_DIRECTION_
Make an exact copy of all the entries below, with the pictures left out.

_DATASET ROWS_
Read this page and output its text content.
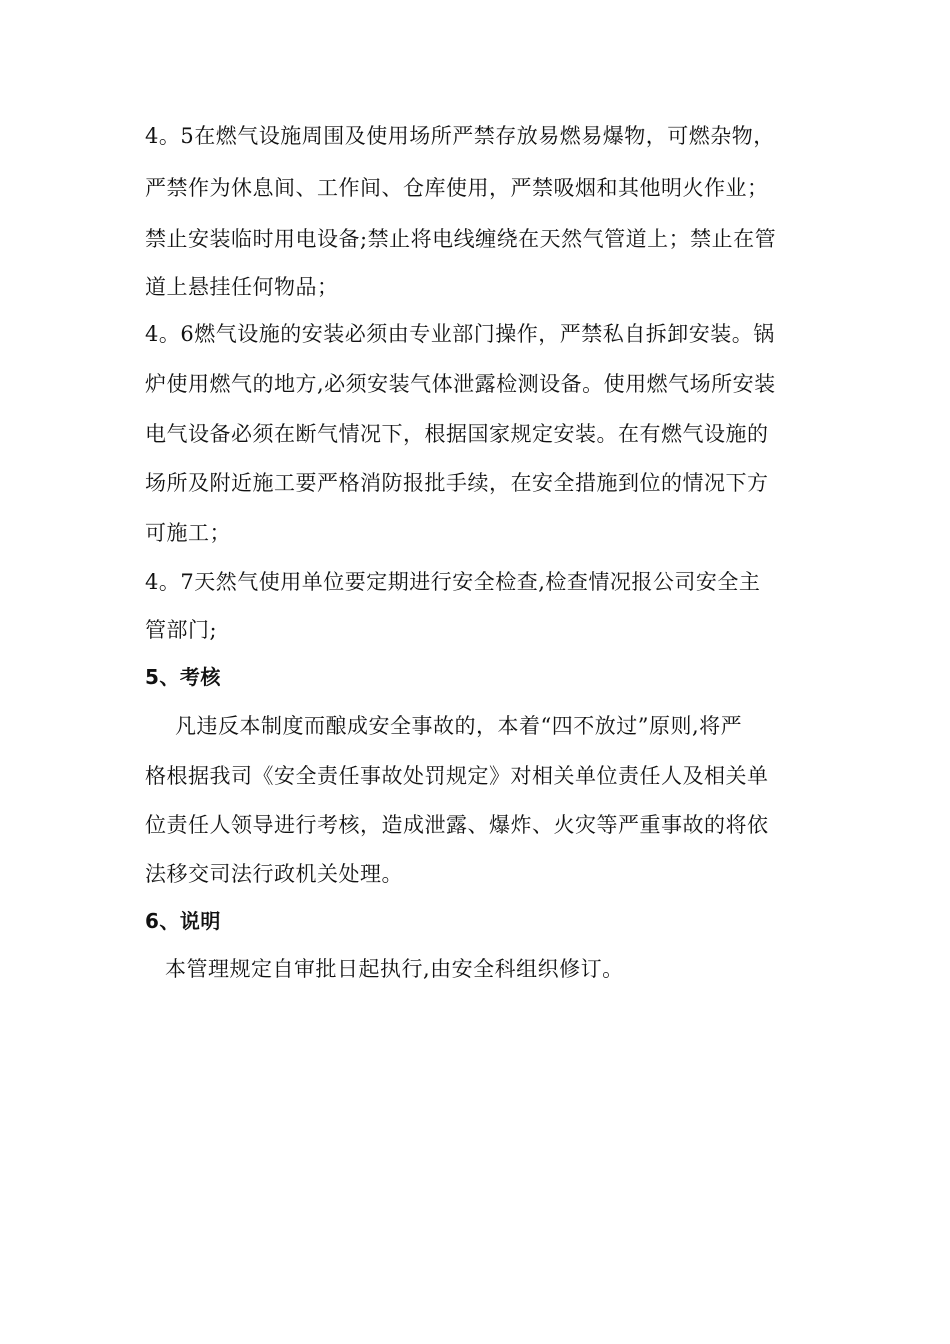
4。5在燃气设施周围及使用场所严禁存放易燃易爆物，可燃杂物，
严禁作为休息间、工作间、仓库使用，严禁吸烟和其他明火作业；
禁止安装临时用电设备;禁止将电线缠绕在天然气管道上；禁止在管
道上悬挂任何物品；
4。6燃气设施的安装必须由专业部门操作，严禁私自拆卸安装。锅
炉使用燃气的地方,必须安装气体泄露检测设备。使用燃气场所安装
电气设备必须在断气情况下，根据国家规定安装。在有燃气设施的
场所及附近施工要严格消防报批手续，在安全措施到位的情况下方
可施工；
4。7天然气使用单位要定期进行安全检查,检查情况报公司安全主
管部门;
5、考核
凡违反本制度而酿成安全事故的，本着“四不放过”原则,将严
格根据我司《安全责任事故处罚规定》对相关单位责任人及相关单
位责任人领导进行考核，造成泄露、爆炸、火灾等严重事故的将依
法移交司法行政机关处理。
6、说明
本管理规定自审批日起执行,由安全科组织修订。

_TASK RESULT_
Read this page and output its text content.
4。5在燃气设施周围及使用场所严禁存放易燃易爆物，可燃杂物，
严禁作为休息间、工作间、仓库使用，严禁吸烟和其他明火作业；
禁止安装临时用电设备;禁止将电线缠绕在天然气管道上；禁止在管
道上悬挂任何物品；
4。6燃气设施的安装必须由专业部门操作，严禁私自拆卸安装。锅
炉使用燃气的地方,必须安装气体泄露检测设备。使用燃气场所安装
电气设备必须在断气情况下，根据国家规定安装。在有燃气设施的
场所及附近施工要严格消防报批手续，在安全措施到位的情况下方
可施工；
4。7天然气使用单位要定期进行安全检查,检查情况报公司安全主
管部门;
5、考核
凡违反本制度而酿成安全事故的，本着“四不放过”原则,将严
格根据我司《安全责任事故处罚规定》对相关单位责任人及相关单
位责任人领导进行考核，造成泄露、爆炸、火灾等严重事故的将依
法移交司法行政机关处理。
6、说明
本管理规定自审批日起执行,由安全科组织修订。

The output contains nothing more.